## Begin Provided data
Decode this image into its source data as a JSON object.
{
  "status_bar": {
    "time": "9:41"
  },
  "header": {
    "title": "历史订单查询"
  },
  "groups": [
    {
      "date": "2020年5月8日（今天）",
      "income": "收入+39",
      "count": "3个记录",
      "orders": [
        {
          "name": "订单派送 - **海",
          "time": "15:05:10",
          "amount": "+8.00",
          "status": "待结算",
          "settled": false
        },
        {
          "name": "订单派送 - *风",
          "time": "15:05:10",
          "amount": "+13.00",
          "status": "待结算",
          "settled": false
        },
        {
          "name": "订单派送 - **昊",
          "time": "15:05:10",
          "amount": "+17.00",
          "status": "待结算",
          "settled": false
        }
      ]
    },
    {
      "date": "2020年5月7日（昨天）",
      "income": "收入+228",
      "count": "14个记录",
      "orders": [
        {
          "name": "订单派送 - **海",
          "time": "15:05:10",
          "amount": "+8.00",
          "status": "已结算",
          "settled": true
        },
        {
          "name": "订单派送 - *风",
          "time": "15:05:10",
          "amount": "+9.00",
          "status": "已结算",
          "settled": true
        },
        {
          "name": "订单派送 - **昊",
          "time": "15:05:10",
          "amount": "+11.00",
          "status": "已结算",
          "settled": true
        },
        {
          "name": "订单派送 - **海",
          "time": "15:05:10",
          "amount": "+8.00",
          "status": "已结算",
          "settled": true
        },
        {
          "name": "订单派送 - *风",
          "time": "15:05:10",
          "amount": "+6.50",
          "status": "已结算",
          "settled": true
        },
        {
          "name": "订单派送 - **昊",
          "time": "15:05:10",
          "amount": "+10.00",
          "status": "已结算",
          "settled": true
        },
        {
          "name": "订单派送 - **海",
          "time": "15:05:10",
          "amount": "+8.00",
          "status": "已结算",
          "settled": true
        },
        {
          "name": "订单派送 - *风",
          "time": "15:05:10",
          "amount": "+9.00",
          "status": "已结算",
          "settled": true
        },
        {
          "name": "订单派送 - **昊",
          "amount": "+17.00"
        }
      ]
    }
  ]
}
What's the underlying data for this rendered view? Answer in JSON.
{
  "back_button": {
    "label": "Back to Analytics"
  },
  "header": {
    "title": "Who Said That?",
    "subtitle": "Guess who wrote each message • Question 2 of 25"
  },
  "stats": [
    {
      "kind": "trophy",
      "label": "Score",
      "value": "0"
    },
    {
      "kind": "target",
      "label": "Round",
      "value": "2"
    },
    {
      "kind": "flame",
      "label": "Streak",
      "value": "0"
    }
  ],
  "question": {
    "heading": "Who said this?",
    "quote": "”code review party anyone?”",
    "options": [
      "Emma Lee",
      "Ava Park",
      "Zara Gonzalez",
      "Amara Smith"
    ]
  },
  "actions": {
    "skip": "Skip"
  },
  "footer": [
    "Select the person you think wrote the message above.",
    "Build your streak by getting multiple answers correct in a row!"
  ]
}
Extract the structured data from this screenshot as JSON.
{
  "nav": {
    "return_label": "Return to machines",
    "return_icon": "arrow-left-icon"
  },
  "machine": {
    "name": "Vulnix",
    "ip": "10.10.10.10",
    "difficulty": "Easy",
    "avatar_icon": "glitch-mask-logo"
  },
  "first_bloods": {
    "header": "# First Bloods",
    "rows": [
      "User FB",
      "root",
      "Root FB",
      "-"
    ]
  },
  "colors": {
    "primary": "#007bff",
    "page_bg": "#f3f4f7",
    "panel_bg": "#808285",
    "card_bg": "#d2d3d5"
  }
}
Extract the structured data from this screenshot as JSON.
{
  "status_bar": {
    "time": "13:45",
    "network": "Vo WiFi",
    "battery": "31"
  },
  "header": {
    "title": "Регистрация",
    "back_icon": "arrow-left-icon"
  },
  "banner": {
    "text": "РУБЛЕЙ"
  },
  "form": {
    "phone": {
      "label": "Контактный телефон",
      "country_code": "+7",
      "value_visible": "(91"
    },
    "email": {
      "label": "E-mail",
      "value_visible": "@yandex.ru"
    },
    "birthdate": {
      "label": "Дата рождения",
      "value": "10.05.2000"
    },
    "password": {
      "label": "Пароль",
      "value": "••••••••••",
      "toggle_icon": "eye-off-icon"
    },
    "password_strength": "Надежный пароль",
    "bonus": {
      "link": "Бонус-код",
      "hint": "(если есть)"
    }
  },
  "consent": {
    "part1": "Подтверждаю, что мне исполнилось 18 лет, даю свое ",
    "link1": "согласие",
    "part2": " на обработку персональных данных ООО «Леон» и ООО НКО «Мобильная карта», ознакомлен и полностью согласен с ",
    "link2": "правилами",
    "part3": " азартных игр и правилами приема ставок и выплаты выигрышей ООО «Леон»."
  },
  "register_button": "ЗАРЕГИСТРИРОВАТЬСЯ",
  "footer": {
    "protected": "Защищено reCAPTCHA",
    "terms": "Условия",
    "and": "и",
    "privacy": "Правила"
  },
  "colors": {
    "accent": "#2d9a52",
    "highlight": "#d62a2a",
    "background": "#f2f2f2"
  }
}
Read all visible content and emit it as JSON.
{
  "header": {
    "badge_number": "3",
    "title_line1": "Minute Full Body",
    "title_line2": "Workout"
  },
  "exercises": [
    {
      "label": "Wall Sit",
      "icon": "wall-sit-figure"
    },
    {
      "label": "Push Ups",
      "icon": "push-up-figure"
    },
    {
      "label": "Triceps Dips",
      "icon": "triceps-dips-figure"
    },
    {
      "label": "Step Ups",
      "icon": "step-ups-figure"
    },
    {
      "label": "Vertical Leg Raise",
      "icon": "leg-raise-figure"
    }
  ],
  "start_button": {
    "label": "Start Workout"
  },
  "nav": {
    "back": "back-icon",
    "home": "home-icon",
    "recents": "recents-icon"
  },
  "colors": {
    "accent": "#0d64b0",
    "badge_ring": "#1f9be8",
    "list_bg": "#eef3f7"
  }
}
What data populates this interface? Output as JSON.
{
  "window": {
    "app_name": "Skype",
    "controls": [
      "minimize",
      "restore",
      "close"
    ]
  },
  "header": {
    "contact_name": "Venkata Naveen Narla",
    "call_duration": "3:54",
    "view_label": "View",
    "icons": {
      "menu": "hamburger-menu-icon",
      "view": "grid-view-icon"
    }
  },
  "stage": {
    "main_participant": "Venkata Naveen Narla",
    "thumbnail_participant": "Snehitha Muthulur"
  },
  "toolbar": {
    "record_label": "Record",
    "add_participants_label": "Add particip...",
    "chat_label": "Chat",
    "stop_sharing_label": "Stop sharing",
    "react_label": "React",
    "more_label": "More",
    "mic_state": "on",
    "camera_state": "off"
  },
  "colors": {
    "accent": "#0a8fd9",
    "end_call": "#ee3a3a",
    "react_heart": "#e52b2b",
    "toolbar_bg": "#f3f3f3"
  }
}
## End Provided data
Goal —
Return the line that contains "Read all visible content and emit it as JSON." along with every line after it through the end of the entries, exactly, adding nothing.

Task answer —
Read all visible content and emit it as JSON.
{
  "header": {
    "badge_number": "3",
    "title_line1": "Minute Full Body",
    "title_line2": "Workout"
  },
  "exercises": [
    {
      "label": "Wall Sit",
      "icon": "wall-sit-figure"
    },
    {
      "label": "Push Ups",
      "icon": "push-up-figure"
    },
    {
      "label": "Triceps Dips",
      "icon": "triceps-dips-figure"
    },
    {
      "label": "Step Ups",
      "icon": "step-ups-figure"
    },
    {
      "label": "Vertical Leg Raise",
      "icon": "leg-raise-figure"
    }
  ],
  "start_button": {
    "label": "Start Workout"
  },
  "nav": {
    "back": "back-icon",
    "home": "home-icon",
    "recents": "recents-icon"
  },
  "colors": {
    "accent": "#0d64b0",
    "badge_ring": "#1f9be8",
    "list_bg": "#eef3f7"
  }
}
What data populates this interface? Output as JSON.
{
  "window": {
    "app_name": "Skype",
    "controls": [
      "minimize",
      "restore",
      "close"
    ]
  },
  "header": {
    "contact_name": "Venkata Naveen Narla",
    "call_duration": "3:54",
    "view_label": "View",
    "icons": {
      "menu": "hamburger-menu-icon",
      "view": "grid-view-icon"
    }
  },
  "stage": {
    "main_participant": "Venkata Naveen Narla",
    "thumbnail_participant": "Snehitha Muthulur"
  },
  "toolbar": {
    "record_label": "Record",
    "add_participants_label": "Add particip...",
    "chat_label": "Chat",
    "stop_sharing_label": "Stop sharing",
    "react_label": "React",
    "more_label": "More",
    "mic_state": "on",
    "camera_state": "off"
  },
  "colors": {
    "accent": "#0a8fd9",
    "end_call": "#ee3a3a",
    "react_heart": "#e52b2b",
    "toolbar_bg": "#f3f3f3"
  }
}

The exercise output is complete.